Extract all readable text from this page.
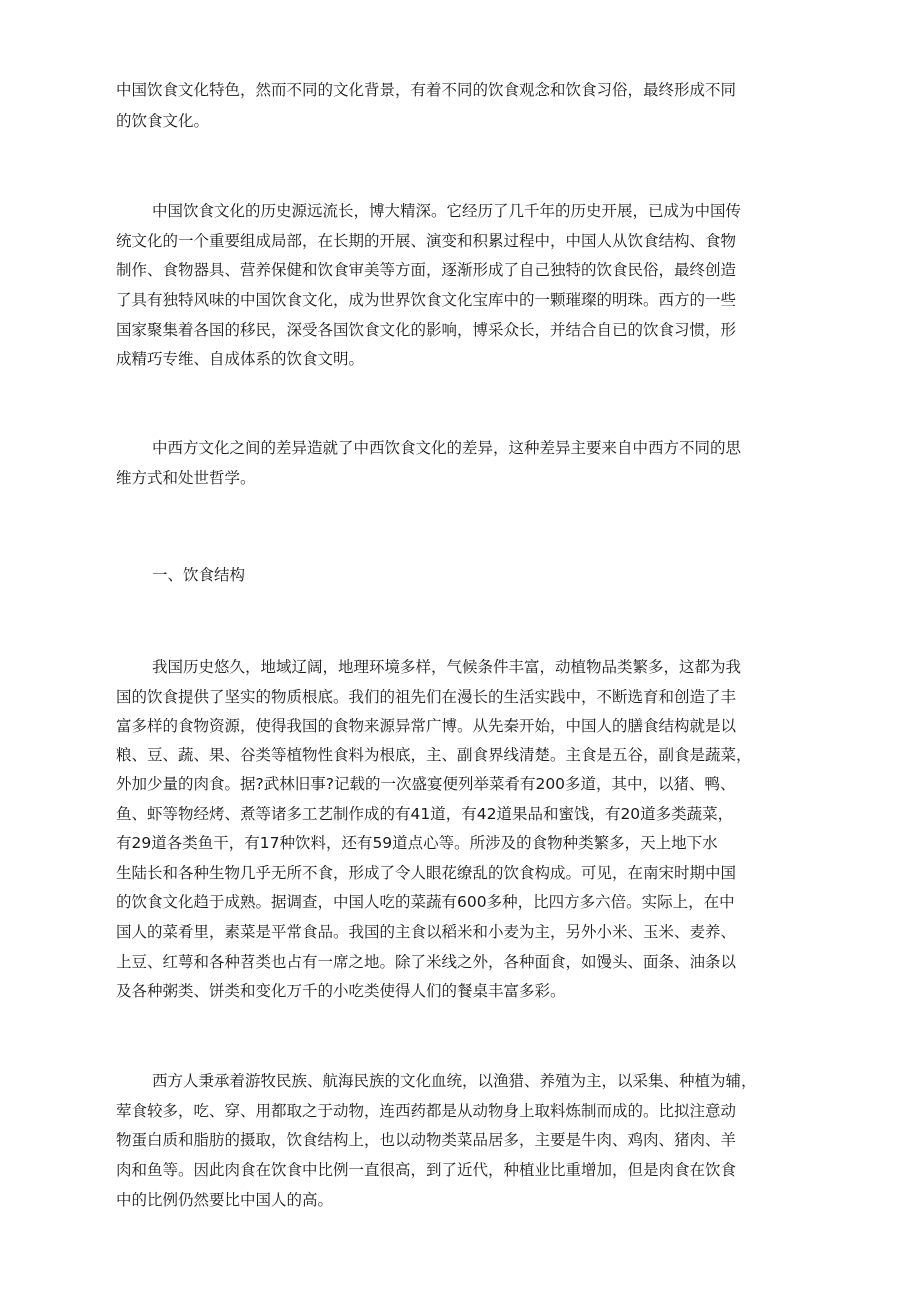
中国饮食文化特色，然而不同的文化背景，有着不同的饮食观念和饮食习俗，最终形成不同
的饮食文化。
中国饮食文化的历史源远流长，博大精深。它经历了几千年的历史开展，已成为中国传
统文化的一个重要组成局部，在长期的开展、演变和积累过程中，中国人从饮食结构、食物
制作、食物器具、营养保健和饮食审美等方面，逐渐形成了自己独特的饮食民俗，最终创造
了具有独特风味的中国饮食文化，成为世界饮食文化宝库中的一颗璀璨的明珠。西方的一些
国家聚集着各国的移民，深受各国饮食文化的影响，博采众长，并结合自已的饮食习惯，形
成精巧专维、自成体系的饮食文明。
中西方文化之间的差异造就了中西饮食文化的差异，这种差异主要来自中西方不同的思
维方式和处世哲学。
一、饮食结构
我国历史悠久，地域辽阔，地理环境多样，气候条件丰富，动植物品类繁多，这都为我
国的饮食提供了坚实的物质根底。我们的祖先们在漫长的生活实践中，不断选育和创造了丰
富多样的食物资源，使得我国的食物来源异常广博。从先秦开始，中国人的膳食结构就是以
粮、豆、蔬、果、谷类等植物性食料为根底，主、副食界线清楚。主食是五谷，副食是蔬菜，
外加少量的肉食。据?武林旧事?记载的一次盛宴便列举菜肴有200多道，其中，以猪、鸭、
鱼、虾等物经烤、煮等诸多工艺制作成的有41道，有42道果品和蜜饯，有20道多类蔬菜，
有29道各类鱼干，有17种饮料，还有59道点心等。所涉及的食物种类繁多，天上地下水
生陆长和各种生物几乎无所不食，形成了令人眼花缭乱的饮食构成。可见，在南宋时期中国
的饮食文化趋于成熟。据调查，中国人吃的菜蔬有600多种，比四方多六倍。实际上，在中
国人的菜肴里，素菜是平常食品。我国的主食以稻米和小麦为主，另外小米、玉米、麦养、
上豆、红萼和各种苕类也占有一席之地。除了米线之外，各种面食，如馒头、面条、油条以
及各种粥类、饼类和变化万千的小吃类使得人们的餐桌丰富多彩。
西方人秉承着游牧民族、航海民族的文化血统，以渔猎、养殖为主，以采集、种植为辅，
荤食较多，吃、穿、用都取之于动物，连西药都是从动物身上取料炼制而成的。比拟注意动
物蛋白质和脂肪的摄取，饮食结构上，也以动物类菜品居多，主要是牛肉、鸡肉、猪肉、羊
肉和鱼等。因此肉食在饮食中比例一直很高，到了近代，种植业比重增加，但是肉食在饮食
中的比例仍然要比中国人的高。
- - - -
Your task is to retype all the entries exactly and leave out any pictures.

__SOLUTION TO THIS PROBLEM__
Extract all readable text from this page.
中国饮食文化特色，然而不同的文化背景，有着不同的饮食观念和饮食习俗，最终形成不同
的饮食文化。
中国饮食文化的历史源远流长，博大精深。它经历了几千年的历史开展，已成为中国传
统文化的一个重要组成局部，在长期的开展、演变和积累过程中，中国人从饮食结构、食物
制作、食物器具、营养保健和饮食审美等方面，逐渐形成了自己独特的饮食民俗，最终创造
了具有独特风味的中国饮食文化，成为世界饮食文化宝库中的一颗璀璨的明珠。西方的一些
国家聚集着各国的移民，深受各国饮食文化的影响，博采众长，并结合自已的饮食习惯，形
成精巧专维、自成体系的饮食文明。
中西方文化之间的差异造就了中西饮食文化的差异，这种差异主要来自中西方不同的思
维方式和处世哲学。
一、饮食结构
我国历史悠久，地域辽阔，地理环境多样，气候条件丰富，动植物品类繁多，这都为我
国的饮食提供了坚实的物质根底。我们的祖先们在漫长的生活实践中，不断选育和创造了丰
富多样的食物资源，使得我国的食物来源异常广博。从先秦开始，中国人的膳食结构就是以
粮、豆、蔬、果、谷类等植物性食料为根底，主、副食界线清楚。主食是五谷，副食是蔬菜，
外加少量的肉食。据?武林旧事?记载的一次盛宴便列举菜肴有200多道，其中，以猪、鸭、
鱼、虾等物经烤、煮等诸多工艺制作成的有41道，有42道果品和蜜饯，有20道多类蔬菜，
有29道各类鱼干，有17种饮料，还有59道点心等。所涉及的食物种类繁多，天上地下水
生陆长和各种生物几乎无所不食，形成了令人眼花缭乱的饮食构成。可见，在南宋时期中国
的饮食文化趋于成熟。据调查，中国人吃的菜蔬有600多种，比四方多六倍。实际上，在中
国人的菜肴里，素菜是平常食品。我国的主食以稻米和小麦为主，另外小米、玉米、麦养、
上豆、红萼和各种苕类也占有一席之地。除了米线之外，各种面食，如馒头、面条、油条以
及各种粥类、饼类和变化万千的小吃类使得人们的餐桌丰富多彩。
西方人秉承着游牧民族、航海民族的文化血统，以渔猎、养殖为主，以采集、种植为辅，
荤食较多，吃、穿、用都取之于动物，连西药都是从动物身上取料炼制而成的。比拟注意动
物蛋白质和脂肪的摄取，饮食结构上，也以动物类菜品居多，主要是牛肉、鸡肉、猪肉、羊
肉和鱼等。因此肉食在饮食中比例一直很高，到了近代，种植业比重增加，但是肉食在饮食
中的比例仍然要比中国人的高。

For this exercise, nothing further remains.